# AIM
Can you pull out each line of the data below that includes the word "JSON"?

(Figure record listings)
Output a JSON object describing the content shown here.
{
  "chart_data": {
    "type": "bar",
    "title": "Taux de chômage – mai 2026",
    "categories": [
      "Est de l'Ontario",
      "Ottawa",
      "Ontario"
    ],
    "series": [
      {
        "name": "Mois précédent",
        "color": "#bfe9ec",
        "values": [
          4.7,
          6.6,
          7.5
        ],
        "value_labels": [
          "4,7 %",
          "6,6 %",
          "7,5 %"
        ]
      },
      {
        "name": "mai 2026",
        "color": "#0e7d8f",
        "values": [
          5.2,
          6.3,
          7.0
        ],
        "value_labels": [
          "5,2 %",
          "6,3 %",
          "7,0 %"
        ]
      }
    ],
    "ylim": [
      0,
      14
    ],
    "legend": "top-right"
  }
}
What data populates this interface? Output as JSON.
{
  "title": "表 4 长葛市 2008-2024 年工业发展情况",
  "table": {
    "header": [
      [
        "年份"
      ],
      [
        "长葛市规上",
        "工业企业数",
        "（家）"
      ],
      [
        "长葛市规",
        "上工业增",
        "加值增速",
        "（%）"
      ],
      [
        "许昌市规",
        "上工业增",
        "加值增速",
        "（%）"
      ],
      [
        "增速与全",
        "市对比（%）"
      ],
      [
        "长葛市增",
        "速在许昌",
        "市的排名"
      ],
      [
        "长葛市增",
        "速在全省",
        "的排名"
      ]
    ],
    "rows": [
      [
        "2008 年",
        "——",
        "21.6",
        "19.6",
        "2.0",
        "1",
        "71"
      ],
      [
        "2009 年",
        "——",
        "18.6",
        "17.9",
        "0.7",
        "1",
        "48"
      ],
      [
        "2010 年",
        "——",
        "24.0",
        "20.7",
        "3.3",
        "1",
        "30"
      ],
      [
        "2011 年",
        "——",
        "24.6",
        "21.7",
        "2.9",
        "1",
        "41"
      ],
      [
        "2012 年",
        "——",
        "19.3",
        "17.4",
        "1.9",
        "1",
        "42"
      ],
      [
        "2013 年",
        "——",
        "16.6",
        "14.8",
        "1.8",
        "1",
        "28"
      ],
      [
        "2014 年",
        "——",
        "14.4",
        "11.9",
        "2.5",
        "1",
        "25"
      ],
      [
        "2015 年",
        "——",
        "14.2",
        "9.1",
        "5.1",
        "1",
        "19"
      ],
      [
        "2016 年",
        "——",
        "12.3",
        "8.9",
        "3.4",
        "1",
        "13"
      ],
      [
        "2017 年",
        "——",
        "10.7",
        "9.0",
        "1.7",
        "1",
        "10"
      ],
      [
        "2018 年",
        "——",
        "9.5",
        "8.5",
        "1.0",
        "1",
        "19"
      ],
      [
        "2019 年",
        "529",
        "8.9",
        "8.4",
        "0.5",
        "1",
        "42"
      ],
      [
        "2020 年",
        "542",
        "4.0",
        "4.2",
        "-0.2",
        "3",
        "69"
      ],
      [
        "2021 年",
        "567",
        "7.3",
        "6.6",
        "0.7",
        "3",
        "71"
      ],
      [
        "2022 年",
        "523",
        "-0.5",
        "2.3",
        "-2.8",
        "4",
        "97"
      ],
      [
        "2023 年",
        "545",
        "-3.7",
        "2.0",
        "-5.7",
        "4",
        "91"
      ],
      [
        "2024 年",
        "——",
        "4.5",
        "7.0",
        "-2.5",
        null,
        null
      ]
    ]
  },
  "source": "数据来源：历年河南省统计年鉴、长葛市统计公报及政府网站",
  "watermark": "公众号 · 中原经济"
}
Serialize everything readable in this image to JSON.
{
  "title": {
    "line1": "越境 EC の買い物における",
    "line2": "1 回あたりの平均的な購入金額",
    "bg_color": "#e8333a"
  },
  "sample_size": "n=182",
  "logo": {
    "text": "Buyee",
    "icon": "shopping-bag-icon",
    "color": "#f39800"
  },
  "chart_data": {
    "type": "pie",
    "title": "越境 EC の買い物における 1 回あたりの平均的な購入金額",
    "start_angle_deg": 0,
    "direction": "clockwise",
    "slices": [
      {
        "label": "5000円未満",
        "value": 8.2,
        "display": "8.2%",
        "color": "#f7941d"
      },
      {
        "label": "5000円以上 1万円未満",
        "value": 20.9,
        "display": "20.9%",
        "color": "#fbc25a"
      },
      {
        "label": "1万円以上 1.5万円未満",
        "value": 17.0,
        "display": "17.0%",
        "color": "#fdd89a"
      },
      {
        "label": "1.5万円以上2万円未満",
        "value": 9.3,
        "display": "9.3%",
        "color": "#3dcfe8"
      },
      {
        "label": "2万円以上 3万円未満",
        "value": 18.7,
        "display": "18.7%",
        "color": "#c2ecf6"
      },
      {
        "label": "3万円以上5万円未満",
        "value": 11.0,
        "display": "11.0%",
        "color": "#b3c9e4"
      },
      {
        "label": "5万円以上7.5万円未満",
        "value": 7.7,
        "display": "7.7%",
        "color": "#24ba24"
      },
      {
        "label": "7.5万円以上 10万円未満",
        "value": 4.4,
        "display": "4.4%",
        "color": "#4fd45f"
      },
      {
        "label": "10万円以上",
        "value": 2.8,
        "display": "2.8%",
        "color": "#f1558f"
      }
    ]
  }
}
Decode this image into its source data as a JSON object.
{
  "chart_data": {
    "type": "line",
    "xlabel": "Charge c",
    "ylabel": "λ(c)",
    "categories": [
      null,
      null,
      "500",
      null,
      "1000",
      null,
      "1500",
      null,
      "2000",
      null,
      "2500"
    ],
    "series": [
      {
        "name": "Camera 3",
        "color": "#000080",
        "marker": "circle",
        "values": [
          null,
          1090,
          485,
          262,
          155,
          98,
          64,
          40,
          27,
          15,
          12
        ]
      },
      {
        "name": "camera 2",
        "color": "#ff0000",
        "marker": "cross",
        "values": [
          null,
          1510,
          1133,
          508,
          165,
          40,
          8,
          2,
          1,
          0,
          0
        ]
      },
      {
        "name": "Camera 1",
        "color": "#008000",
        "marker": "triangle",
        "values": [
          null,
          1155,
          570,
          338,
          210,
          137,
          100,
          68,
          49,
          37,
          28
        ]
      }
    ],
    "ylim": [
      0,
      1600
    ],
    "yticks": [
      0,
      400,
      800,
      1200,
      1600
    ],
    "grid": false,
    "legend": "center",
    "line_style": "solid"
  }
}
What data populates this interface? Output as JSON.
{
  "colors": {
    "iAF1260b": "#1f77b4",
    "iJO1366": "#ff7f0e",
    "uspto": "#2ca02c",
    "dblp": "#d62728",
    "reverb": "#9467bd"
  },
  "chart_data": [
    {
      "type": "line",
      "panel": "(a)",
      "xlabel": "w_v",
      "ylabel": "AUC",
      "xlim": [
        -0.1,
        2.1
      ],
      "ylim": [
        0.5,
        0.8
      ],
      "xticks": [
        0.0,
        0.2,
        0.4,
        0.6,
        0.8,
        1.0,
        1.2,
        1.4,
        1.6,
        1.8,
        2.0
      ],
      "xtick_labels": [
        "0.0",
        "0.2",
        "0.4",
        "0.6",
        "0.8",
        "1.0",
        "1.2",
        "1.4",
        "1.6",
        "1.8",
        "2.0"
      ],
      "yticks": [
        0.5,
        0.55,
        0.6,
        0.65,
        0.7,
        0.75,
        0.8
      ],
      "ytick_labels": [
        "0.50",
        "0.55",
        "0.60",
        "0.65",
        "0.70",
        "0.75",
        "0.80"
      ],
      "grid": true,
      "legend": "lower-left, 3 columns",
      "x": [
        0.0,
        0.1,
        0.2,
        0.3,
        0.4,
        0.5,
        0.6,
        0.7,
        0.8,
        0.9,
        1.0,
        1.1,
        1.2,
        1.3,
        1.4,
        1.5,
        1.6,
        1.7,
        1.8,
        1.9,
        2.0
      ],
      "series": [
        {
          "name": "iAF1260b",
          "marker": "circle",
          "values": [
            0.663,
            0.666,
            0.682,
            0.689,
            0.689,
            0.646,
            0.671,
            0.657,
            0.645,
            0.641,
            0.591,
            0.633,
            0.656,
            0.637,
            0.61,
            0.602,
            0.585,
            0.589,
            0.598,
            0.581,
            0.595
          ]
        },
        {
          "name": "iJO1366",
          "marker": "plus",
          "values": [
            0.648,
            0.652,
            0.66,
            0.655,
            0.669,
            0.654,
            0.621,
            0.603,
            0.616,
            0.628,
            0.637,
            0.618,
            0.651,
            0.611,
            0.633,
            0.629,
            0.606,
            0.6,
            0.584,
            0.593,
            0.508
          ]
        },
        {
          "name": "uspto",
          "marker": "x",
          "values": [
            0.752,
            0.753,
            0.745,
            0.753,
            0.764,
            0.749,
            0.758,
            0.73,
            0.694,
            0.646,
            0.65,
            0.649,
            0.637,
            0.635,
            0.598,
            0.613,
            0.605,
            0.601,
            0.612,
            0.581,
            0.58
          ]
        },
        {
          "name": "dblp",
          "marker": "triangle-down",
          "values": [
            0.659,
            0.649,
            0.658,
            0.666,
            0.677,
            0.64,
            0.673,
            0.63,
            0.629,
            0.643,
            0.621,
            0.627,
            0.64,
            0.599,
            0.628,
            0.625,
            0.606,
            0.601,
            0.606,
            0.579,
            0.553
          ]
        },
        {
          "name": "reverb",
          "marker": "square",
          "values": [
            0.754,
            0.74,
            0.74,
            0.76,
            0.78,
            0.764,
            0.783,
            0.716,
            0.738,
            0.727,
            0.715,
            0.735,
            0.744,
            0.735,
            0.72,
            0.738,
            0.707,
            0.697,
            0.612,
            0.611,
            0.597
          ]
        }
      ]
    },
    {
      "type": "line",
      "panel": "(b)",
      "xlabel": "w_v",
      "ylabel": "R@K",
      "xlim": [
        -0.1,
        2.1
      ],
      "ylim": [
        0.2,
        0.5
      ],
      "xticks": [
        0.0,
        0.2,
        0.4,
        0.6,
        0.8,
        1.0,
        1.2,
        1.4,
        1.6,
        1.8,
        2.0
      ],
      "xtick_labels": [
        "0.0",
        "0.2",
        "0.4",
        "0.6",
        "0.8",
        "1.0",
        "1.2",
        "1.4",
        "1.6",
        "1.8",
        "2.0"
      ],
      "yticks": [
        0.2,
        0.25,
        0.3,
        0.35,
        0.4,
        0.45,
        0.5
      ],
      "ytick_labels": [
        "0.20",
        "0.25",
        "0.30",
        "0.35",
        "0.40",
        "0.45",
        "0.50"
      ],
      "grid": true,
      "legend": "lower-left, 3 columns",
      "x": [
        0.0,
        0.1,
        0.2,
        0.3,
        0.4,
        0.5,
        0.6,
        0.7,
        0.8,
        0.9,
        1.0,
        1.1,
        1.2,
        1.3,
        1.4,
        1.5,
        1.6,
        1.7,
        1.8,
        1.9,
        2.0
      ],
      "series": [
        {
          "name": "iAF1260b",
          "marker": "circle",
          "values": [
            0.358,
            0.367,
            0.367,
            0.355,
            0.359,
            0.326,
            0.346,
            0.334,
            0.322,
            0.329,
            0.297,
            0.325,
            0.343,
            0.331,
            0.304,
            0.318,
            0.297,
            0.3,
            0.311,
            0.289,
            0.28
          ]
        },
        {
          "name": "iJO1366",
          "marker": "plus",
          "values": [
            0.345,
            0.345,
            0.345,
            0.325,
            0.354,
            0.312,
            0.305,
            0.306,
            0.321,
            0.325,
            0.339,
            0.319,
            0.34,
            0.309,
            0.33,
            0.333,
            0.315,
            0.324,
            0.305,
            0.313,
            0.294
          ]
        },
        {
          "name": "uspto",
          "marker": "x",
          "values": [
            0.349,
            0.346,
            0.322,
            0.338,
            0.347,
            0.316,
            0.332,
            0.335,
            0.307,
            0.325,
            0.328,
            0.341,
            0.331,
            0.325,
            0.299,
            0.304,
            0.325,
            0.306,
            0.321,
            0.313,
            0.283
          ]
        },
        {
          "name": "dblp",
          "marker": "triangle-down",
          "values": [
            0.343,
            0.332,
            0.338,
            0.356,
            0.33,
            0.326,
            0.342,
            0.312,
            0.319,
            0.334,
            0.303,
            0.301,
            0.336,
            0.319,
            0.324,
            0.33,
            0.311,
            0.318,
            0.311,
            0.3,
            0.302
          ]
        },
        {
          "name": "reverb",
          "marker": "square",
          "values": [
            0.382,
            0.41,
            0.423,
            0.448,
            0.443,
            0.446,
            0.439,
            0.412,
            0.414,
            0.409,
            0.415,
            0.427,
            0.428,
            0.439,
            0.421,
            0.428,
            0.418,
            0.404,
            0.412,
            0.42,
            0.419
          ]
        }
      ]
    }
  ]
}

# SOLUTION
Output a JSON object describing the content shown here.
What data populates this interface? Output as JSON.
Serialize everything readable in this image to JSON.
Decode this image into its source data as a JSON object.
What data populates this interface? Output as JSON.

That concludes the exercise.